start Extract provided

The rally Saturday was attended by hundreds of people and many lawmakers from the pro-Kurdish People’s Democracy Party, or HDP. Several Twitter accounts were tweeting Sunday threads of photos of those who lost their lives.
So far the government says that autopsies have identified at least two suicide bombers. Despite the presence of many Kurds at the rally, Turkish Prime Minister Ahmet Davutoglu said the Kurdish movement Kurdistan’s Workers’ Party, or PKK, could be behind the attacks.
Turkey and the PKK have resumed fighting after the government launched an operation against the group back in July, ending a two-year ceasefire.
The biggest terror attack in Turkey’s history comes a few weeks before the general election in November 1. A government official said Sunday that postponing the elections because of the attack was not on the table or an option at all.
The HDP, a major presence at Saturday’s march, said Sunday that police attacked its leaders and members as they tried to leave carnations earlier at the scene of the bombing. Some were hurt in the melee, it said in a statement.

end Extract provided
start Listed entries

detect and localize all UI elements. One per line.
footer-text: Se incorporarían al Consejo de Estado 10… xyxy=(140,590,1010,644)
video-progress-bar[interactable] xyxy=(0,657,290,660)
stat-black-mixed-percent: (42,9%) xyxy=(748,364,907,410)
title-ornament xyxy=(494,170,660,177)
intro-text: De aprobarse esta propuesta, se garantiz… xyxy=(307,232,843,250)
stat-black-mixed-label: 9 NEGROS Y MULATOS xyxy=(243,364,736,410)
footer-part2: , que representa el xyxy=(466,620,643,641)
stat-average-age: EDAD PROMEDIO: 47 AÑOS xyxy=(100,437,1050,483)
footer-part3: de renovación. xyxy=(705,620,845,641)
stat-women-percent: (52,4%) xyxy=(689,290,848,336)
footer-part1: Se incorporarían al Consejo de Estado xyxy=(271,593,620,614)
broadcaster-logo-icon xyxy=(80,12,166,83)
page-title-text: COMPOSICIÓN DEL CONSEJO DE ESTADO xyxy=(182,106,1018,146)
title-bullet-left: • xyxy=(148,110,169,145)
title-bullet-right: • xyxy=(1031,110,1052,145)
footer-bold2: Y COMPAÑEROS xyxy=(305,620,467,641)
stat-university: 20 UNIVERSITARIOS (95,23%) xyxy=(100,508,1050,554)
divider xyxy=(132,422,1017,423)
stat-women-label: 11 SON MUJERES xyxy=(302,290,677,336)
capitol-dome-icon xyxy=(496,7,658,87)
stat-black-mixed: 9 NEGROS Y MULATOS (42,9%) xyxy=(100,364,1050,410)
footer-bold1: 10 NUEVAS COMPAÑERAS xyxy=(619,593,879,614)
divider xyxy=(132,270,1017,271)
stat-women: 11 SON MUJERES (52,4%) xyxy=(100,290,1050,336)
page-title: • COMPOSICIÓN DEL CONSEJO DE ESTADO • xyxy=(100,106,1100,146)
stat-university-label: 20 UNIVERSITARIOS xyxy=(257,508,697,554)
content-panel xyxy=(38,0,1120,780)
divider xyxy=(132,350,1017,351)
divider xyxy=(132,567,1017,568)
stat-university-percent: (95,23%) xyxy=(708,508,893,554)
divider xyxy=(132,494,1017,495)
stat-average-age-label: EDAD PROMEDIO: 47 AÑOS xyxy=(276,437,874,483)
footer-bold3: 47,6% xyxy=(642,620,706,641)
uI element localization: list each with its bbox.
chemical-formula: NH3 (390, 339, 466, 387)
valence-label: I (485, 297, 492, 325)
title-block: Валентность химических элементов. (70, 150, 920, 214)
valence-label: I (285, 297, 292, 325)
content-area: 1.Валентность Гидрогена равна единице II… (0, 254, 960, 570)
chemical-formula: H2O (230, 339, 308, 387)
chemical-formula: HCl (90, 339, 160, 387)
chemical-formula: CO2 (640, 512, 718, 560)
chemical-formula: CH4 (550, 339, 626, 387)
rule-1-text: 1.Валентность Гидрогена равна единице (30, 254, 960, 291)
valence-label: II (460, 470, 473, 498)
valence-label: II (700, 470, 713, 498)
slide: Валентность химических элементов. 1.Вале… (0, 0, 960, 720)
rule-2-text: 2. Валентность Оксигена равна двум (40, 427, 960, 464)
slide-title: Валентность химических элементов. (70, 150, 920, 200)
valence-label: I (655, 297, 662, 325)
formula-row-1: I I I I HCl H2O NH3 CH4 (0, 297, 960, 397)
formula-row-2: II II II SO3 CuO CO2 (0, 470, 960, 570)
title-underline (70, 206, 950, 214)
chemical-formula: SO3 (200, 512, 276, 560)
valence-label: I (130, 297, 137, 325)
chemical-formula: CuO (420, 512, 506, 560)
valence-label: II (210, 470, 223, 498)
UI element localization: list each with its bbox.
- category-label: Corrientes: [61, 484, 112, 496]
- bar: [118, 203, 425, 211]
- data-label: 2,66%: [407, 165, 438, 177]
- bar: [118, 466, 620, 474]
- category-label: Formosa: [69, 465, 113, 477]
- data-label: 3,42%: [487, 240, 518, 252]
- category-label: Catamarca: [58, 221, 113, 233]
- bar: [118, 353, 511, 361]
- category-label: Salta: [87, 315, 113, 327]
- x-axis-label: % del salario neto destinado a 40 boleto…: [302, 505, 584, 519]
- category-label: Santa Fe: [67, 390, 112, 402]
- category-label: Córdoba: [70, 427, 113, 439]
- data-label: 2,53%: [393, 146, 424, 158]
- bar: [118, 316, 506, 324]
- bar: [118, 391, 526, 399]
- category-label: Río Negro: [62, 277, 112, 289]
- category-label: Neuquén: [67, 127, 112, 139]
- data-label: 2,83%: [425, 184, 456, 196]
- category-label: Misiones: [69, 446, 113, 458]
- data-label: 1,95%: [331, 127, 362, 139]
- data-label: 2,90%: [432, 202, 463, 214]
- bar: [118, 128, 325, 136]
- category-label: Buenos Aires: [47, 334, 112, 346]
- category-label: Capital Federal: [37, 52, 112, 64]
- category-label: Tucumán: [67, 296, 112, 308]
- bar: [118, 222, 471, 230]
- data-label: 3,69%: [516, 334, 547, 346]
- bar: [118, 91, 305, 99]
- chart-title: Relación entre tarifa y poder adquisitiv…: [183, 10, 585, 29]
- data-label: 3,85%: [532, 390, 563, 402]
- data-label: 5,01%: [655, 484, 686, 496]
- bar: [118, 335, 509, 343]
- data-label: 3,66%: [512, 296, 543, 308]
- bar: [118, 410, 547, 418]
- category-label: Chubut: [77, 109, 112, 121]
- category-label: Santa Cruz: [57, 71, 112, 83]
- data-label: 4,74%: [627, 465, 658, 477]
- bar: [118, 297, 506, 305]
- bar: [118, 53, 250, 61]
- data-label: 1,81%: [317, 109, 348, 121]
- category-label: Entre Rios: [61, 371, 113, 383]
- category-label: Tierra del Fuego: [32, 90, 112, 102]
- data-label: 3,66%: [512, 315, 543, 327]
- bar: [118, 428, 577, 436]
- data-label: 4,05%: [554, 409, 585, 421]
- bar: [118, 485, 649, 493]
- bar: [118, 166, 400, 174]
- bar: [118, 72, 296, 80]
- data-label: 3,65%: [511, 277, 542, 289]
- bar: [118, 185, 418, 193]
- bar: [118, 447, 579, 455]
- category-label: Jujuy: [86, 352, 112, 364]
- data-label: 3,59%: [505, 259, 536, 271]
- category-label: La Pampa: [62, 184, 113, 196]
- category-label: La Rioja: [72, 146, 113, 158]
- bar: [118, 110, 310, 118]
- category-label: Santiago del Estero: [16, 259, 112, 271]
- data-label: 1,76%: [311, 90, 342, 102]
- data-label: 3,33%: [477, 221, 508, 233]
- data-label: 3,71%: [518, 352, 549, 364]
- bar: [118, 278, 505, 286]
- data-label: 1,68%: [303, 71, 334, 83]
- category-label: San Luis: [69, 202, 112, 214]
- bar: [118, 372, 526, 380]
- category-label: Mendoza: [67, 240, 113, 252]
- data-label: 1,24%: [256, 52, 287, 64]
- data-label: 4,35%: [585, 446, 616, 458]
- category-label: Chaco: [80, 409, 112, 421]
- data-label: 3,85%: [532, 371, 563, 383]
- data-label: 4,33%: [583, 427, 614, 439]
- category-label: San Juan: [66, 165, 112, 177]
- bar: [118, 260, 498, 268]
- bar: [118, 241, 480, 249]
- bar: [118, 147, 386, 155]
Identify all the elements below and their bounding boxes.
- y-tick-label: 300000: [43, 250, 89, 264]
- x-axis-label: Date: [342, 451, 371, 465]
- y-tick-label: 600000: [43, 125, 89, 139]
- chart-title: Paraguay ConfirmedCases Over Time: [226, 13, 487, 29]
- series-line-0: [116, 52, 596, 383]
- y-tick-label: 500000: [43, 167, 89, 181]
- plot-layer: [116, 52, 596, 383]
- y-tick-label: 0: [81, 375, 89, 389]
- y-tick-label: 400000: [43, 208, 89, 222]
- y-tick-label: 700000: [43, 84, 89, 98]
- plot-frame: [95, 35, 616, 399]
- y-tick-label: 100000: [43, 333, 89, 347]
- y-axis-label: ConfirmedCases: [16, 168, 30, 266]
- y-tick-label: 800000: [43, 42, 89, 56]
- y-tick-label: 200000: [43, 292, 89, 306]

end Listed entries

• **Work to complete**
1 – Name each person or body that the news excerpt on the Turkey rally bombing reports as making a statement.
2 – Please rewrite the news excerpt on the Turkey rally bombing from "The HDP, a major" to "in a statement.", using "flowers" in place of "carnations".
3 – According to the news excerpt on the Turkey rally bombing, what did the government's July operation against the PKK end?

• **Results of the exercise**
1 –
- The government
- Turkish Prime Minister Ahmet Davutoglu
- A government official
- The HDP (People’s Democracy Party)

2 –
The HDP, a major presence at Saturday’s march, said Sunday that police attacked its leaders and members as they tried to leave flowers earlier at the scene of the bombing. Some were hurt in the melee, it said in a statement.

3 – A two-year ceasefire.